▶ _Activity_
Each line of the entries below that holds "icon" is needed, copied in full.

▶ _Records for this exercise_
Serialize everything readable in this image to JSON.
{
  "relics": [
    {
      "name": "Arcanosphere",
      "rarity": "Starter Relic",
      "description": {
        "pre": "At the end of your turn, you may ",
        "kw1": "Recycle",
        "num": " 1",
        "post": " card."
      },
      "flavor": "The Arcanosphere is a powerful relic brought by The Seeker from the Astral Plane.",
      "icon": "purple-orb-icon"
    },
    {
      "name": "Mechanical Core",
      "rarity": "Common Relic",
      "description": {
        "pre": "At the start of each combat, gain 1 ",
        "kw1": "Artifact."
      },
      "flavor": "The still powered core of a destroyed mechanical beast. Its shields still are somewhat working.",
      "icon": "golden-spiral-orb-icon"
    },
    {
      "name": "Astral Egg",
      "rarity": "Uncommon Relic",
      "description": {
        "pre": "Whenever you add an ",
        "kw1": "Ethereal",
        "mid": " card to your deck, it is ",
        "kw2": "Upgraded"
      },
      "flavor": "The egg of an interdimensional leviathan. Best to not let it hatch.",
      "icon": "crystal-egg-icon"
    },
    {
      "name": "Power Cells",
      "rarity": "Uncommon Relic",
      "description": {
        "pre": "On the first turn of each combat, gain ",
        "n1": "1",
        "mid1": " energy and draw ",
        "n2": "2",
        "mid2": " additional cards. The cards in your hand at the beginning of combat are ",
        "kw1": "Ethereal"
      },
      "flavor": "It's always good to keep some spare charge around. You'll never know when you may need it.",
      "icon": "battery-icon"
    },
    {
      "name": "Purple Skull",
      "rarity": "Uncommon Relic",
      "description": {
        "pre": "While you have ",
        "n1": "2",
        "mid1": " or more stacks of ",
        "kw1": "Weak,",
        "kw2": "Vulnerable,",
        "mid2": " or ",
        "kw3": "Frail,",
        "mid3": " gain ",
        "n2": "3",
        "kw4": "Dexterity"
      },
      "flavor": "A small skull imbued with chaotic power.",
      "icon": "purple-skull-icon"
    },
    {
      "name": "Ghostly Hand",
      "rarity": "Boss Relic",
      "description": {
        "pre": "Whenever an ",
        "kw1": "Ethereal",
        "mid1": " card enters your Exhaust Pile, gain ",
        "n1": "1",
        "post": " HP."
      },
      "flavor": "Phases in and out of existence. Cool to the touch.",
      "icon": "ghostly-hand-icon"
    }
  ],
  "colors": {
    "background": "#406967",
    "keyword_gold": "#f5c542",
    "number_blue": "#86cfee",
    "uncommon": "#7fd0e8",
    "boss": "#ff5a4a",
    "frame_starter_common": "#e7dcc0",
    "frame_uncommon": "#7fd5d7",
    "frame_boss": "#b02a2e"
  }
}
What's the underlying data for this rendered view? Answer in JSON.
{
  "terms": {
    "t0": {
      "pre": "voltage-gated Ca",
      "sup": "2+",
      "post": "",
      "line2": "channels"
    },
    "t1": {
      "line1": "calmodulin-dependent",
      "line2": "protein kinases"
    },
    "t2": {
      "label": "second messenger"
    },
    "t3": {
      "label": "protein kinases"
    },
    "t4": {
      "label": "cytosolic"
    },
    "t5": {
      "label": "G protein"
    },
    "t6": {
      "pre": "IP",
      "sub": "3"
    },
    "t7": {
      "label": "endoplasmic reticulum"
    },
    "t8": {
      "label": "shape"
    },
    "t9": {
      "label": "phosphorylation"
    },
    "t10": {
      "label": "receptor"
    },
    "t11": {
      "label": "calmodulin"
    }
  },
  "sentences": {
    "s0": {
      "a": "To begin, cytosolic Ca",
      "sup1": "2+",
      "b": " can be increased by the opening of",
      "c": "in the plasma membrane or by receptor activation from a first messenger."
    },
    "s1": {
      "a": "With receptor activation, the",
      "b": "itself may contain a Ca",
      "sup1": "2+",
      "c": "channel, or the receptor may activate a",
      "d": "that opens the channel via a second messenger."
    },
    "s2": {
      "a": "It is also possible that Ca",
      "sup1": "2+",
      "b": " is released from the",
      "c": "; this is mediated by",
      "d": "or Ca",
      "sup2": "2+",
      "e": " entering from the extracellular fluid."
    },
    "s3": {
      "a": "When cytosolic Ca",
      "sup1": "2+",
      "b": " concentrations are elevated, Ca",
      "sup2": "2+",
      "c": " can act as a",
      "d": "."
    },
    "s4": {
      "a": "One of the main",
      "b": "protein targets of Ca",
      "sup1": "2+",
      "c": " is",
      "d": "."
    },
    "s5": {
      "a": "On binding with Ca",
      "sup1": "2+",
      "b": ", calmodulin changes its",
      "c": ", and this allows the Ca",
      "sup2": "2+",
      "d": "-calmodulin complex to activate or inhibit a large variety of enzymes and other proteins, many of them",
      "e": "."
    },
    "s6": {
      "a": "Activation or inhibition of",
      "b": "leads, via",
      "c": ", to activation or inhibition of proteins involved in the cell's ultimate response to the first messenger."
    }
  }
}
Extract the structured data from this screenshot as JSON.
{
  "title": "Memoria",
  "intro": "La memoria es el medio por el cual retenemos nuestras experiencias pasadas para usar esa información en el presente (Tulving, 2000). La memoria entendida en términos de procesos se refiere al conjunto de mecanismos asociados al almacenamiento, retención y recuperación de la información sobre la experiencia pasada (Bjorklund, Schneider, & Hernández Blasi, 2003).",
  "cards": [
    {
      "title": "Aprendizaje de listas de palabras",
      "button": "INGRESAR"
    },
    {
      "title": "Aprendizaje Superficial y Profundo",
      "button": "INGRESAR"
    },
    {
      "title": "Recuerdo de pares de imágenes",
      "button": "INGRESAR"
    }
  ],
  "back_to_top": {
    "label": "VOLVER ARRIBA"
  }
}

▶ _Solution for this problem_
      "icon": "purple-orb-icon"
      "icon": "golden-spiral-orb-icon"
      "icon": "crystal-egg-icon"
      "icon": "battery-icon"
      "icon": "purple-skull-icon"
      "icon": "ghostly-hand-icon"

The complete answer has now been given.